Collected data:
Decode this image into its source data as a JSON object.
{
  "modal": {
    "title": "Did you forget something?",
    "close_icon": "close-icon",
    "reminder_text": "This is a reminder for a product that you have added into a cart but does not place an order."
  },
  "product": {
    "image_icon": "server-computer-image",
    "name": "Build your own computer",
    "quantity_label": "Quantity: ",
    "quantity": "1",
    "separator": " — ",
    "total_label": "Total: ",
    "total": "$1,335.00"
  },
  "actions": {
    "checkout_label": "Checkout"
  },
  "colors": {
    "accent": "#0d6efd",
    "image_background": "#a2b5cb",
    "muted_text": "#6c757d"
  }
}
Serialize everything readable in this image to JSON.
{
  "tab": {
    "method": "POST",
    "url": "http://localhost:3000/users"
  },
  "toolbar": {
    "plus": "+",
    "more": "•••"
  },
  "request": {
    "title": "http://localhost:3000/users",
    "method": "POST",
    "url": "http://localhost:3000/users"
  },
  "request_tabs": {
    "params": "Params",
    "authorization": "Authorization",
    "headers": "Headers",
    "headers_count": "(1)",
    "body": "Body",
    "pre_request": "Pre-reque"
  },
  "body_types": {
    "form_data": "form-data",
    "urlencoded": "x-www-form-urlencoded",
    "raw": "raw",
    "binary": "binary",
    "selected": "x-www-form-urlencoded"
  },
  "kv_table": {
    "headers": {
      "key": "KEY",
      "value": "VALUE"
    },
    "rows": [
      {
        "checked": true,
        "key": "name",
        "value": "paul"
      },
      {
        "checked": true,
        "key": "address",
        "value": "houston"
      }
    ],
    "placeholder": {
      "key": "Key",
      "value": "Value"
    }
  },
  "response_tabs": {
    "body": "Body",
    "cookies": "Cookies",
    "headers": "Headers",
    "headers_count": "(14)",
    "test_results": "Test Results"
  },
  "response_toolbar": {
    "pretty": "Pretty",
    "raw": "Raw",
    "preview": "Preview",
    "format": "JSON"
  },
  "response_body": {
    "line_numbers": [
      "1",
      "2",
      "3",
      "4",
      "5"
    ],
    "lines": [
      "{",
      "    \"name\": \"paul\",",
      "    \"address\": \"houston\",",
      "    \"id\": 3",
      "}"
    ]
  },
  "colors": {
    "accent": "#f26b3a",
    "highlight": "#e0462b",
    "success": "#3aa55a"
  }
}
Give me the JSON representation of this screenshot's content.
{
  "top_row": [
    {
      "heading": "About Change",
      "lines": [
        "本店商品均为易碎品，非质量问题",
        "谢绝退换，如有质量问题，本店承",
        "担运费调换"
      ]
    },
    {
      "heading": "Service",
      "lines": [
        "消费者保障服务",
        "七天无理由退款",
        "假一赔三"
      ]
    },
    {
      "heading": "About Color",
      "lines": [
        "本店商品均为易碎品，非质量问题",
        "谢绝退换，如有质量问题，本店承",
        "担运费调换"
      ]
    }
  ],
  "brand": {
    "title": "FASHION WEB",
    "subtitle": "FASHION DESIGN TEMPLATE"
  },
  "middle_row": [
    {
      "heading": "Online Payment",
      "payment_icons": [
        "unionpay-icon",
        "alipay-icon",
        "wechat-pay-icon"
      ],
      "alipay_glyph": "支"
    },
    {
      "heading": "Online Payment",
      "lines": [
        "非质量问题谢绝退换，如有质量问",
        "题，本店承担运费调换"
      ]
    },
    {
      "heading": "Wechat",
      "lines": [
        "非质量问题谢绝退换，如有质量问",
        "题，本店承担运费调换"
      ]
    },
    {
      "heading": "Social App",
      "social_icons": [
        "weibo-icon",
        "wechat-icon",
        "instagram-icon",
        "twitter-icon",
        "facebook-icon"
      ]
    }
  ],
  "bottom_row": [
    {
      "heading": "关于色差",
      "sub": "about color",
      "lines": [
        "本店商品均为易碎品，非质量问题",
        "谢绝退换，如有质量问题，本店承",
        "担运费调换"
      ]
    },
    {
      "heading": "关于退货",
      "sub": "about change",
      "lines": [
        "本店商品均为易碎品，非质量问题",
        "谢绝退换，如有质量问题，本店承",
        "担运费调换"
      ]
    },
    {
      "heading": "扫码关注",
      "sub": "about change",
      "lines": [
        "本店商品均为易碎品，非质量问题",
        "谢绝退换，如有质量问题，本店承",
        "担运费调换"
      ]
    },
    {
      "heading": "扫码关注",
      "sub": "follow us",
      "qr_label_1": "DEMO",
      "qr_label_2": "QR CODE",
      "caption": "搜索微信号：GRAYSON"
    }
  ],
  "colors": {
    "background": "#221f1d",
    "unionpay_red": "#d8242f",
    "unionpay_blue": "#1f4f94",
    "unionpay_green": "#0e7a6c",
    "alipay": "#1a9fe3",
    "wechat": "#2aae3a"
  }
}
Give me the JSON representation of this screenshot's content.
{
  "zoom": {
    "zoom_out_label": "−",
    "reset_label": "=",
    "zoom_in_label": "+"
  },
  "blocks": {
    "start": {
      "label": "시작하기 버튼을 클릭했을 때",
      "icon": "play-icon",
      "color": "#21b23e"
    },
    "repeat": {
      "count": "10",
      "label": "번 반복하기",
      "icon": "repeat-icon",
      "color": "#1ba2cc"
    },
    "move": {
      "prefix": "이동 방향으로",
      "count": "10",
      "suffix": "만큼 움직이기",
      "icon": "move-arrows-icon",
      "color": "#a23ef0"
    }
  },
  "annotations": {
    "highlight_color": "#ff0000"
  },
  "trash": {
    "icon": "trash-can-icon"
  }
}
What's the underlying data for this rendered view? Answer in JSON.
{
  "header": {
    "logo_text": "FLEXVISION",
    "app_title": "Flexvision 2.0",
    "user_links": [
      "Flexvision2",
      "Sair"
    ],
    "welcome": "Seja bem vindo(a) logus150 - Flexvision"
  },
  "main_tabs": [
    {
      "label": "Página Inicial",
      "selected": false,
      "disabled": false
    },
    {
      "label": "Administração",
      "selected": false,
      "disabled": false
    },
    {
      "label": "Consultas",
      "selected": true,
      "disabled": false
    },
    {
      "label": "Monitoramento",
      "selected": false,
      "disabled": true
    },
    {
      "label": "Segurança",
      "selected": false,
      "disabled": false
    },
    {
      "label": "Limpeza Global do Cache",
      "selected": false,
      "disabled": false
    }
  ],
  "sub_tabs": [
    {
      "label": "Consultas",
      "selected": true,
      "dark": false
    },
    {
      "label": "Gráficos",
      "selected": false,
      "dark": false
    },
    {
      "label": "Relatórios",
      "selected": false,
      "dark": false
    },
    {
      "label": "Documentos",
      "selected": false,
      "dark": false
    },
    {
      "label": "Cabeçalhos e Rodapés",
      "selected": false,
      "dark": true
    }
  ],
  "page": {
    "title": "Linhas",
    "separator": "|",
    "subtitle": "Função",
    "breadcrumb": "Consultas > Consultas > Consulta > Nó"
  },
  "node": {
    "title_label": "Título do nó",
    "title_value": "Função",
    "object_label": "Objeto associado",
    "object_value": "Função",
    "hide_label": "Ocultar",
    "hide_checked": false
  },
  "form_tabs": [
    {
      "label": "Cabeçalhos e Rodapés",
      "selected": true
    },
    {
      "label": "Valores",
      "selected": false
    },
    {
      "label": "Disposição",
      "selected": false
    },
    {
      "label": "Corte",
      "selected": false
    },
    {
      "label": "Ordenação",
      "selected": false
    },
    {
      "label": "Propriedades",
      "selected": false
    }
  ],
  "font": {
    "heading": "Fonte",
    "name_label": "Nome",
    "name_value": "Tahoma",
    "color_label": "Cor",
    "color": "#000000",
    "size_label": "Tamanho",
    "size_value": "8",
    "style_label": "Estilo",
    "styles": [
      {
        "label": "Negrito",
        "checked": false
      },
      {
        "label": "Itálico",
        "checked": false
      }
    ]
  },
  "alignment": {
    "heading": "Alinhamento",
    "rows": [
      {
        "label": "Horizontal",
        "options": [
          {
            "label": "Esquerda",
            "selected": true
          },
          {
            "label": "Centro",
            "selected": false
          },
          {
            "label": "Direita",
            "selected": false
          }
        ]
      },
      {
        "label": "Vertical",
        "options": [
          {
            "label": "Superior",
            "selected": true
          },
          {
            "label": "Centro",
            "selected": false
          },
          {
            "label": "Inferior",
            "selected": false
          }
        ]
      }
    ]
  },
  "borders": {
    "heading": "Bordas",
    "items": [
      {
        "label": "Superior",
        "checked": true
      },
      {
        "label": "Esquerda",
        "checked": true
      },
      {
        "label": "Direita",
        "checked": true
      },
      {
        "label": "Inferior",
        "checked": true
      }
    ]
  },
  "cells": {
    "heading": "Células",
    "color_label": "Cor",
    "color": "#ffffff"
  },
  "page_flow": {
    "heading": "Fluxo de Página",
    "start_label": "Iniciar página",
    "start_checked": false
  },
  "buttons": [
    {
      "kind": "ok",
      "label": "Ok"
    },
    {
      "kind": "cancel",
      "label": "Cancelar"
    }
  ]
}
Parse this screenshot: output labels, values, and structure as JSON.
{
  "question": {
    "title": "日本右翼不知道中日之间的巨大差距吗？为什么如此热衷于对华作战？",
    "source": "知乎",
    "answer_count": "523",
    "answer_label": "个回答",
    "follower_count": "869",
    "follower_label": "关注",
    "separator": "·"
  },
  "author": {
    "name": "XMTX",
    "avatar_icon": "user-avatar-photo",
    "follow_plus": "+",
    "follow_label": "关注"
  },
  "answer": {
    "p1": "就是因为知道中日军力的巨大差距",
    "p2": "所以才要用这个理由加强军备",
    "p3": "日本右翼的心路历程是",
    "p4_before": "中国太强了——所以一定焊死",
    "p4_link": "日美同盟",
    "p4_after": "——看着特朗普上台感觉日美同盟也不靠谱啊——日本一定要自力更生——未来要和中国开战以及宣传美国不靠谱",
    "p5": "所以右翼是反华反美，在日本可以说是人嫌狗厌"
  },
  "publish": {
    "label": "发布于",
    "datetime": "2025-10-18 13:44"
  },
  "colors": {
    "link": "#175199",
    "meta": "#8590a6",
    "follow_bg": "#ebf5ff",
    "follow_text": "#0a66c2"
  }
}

Given exercise: Take the line holding "Parse this screenshot: output" and all lines after it through the end of the data, and set them down exactly.

Problem solution:
Parse this screenshot: output labels, values, and structure as JSON.
{
  "question": {
    "title": "日本右翼不知道中日之间的巨大差距吗？为什么如此热衷于对华作战？",
    "source": "知乎",
    "answer_count": "523",
    "answer_label": "个回答",
    "follower_count": "869",
    "follower_label": "关注",
    "separator": "·"
  },
  "author": {
    "name": "XMTX",
    "avatar_icon": "user-avatar-photo",
    "follow_plus": "+",
    "follow_label": "关注"
  },
  "answer": {
    "p1": "就是因为知道中日军力的巨大差距",
    "p2": "所以才要用这个理由加强军备",
    "p3": "日本右翼的心路历程是",
    "p4_before": "中国太强了——所以一定焊死",
    "p4_link": "日美同盟",
    "p4_after": "——看着特朗普上台感觉日美同盟也不靠谱啊——日本一定要自力更生——未来要和中国开战以及宣传美国不靠谱",
    "p5": "所以右翼是反华反美，在日本可以说是人嫌狗厌"
  },
  "publish": {
    "label": "发布于",
    "datetime": "2025-10-18 13:44"
  },
  "colors": {
    "link": "#175199",
    "meta": "#8590a6",
    "follow_bg": "#ebf5ff",
    "follow_text": "#0a66c2"
  }
}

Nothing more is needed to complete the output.